_Goal_.
The data below must be copied in full and without any change.

_Stored rows_.
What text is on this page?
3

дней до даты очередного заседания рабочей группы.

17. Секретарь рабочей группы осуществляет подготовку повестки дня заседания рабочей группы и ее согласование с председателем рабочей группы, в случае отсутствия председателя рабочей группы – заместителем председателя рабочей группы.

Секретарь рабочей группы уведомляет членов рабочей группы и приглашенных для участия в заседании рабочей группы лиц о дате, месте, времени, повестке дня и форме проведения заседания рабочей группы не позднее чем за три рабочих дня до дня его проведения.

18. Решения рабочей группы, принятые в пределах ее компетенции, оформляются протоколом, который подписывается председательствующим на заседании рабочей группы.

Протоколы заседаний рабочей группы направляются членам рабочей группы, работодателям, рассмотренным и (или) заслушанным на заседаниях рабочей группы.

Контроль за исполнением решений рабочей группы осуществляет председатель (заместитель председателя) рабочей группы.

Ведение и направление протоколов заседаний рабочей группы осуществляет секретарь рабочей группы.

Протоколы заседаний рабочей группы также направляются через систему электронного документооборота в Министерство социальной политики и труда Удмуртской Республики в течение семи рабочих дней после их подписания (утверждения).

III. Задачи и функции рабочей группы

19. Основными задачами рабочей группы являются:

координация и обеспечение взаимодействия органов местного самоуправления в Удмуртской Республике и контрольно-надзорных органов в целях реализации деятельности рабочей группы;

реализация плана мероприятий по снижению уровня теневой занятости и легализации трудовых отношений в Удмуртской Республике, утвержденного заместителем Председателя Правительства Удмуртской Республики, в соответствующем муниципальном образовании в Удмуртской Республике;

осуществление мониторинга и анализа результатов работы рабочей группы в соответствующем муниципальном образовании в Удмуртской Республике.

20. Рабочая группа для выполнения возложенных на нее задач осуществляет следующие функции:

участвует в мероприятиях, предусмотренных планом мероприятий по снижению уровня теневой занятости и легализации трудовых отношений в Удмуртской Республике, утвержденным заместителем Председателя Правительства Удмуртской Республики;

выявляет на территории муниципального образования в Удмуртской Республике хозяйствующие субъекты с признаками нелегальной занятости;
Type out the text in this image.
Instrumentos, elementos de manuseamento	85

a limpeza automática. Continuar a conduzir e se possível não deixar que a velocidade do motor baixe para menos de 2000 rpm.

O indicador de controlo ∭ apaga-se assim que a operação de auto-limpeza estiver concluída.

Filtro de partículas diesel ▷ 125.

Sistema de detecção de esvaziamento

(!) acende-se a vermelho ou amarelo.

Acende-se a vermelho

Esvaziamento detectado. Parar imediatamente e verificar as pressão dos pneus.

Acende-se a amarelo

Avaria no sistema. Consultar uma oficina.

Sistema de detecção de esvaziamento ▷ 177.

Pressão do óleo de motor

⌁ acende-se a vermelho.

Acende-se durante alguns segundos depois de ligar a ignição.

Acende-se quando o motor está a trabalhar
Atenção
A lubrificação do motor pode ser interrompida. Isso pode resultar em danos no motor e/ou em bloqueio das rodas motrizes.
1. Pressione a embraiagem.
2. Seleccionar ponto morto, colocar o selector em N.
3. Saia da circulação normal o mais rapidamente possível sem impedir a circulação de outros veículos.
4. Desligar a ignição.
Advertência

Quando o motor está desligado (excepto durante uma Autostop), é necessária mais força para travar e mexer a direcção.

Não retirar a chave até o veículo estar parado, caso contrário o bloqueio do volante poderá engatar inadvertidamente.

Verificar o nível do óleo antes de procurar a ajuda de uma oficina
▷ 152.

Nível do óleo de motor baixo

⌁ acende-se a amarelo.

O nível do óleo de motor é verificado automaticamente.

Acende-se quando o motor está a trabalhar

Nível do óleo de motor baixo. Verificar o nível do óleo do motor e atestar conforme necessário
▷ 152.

_Answer to this exercise_.
What text is on this page?
3

дней до даты очередного заседания рабочей группы.

17. Секретарь рабочей группы осуществляет подготовку повестки дня заседания рабочей группы и ее согласование с председателем рабочей группы, в случае отсутствия председателя рабочей группы – заместителем председателя рабочей группы.

Секретарь рабочей группы уведомляет членов рабочей группы и приглашенных для участия в заседании рабочей группы лиц о дате, месте, времени, повестке дня и форме проведения заседания рабочей группы не позднее чем за три рабочих дня до дня его проведения.

18. Решения рабочей группы, принятые в пределах ее компетенции, оформляются протоколом, который подписывается председательствующим на заседании рабочей группы.

Протоколы заседаний рабочей группы направляются членам рабочей группы, работодателям, рассмотренным и (или) заслушанным на заседаниях рабочей группы.

Контроль за исполнением решений рабочей группы осуществляет председатель (заместитель председателя) рабочей группы.

Ведение и направление протоколов заседаний рабочей группы осуществляет секретарь рабочей группы.

Протоколы заседаний рабочей группы также направляются через систему электронного документооборота в Министерство социальной политики и труда Удмуртской Республики в течение семи рабочих дней после их подписания (утверждения).

III. Задачи и функции рабочей группы

19. Основными задачами рабочей группы являются:

координация и обеспечение взаимодействия органов местного самоуправления в Удмуртской Республике и контрольно-надзорных органов в целях реализации деятельности рабочей группы;

реализация плана мероприятий по снижению уровня теневой занятости и легализации трудовых отношений в Удмуртской Республике, утвержденного заместителем Председателя Правительства Удмуртской Республики, в соответствующем муниципальном образовании в Удмуртской Республике;

осуществление мониторинга и анализа результатов работы рабочей группы в соответствующем муниципальном образовании в Удмуртской Республике.

20. Рабочая группа для выполнения возложенных на нее задач осуществляет следующие функции:

участвует в мероприятиях, предусмотренных планом мероприятий по снижению уровня теневой занятости и легализации трудовых отношений в Удмуртской Республике, утвержденным заместителем Председателя Правительства Удмуртской Республики;

выявляет на территории муниципального образования в Удмуртской Республике хозяйствующие субъекты с признаками нелегальной занятости;
Type out the text in this image.
Instrumentos, elementos de manuseamento	85

a limpeza automática. Continuar a conduzir e se possível não deixar que a velocidade do motor baixe para menos de 2000 rpm.

O indicador de controlo ∭ apaga-se assim que a operação de auto-limpeza estiver concluída.

Filtro de partículas diesel ▷ 125.

Sistema de detecção de esvaziamento

(!) acende-se a vermelho ou amarelo.

Acende-se a vermelho

Esvaziamento detectado. Parar imediatamente e verificar as pressão dos pneus.

Acende-se a amarelo

Avaria no sistema. Consultar uma oficina.

Sistema de detecção de esvaziamento ▷ 177.

Pressão do óleo de motor

⌁ acende-se a vermelho.

Acende-se durante alguns segundos depois de ligar a ignição.

Acende-se quando o motor está a trabalhar
Atenção
A lubrificação do motor pode ser interrompida. Isso pode resultar em danos no motor e/ou em bloqueio das rodas motrizes.
1. Pressione a embraiagem.
2. Seleccionar ponto morto, colocar o selector em N.
3. Saia da circulação normal o mais rapidamente possível sem impedir a circulação de outros veículos.
4. Desligar a ignição.
Advertência

Quando o motor está desligado (excepto durante uma Autostop), é necessária mais força para travar e mexer a direcção.

Não retirar a chave até o veículo estar parado, caso contrário o bloqueio do volante poderá engatar inadvertidamente.

Verificar o nível do óleo antes de procurar a ajuda de uma oficina
▷ 152.

Nível do óleo de motor baixo

⌁ acende-se a amarelo.

O nível do óleo de motor é verificado automaticamente.

Acende-se quando o motor está a trabalhar

Nível do óleo de motor baixo. Verificar o nível do óleo do motor e atestar conforme necessário
▷ 152.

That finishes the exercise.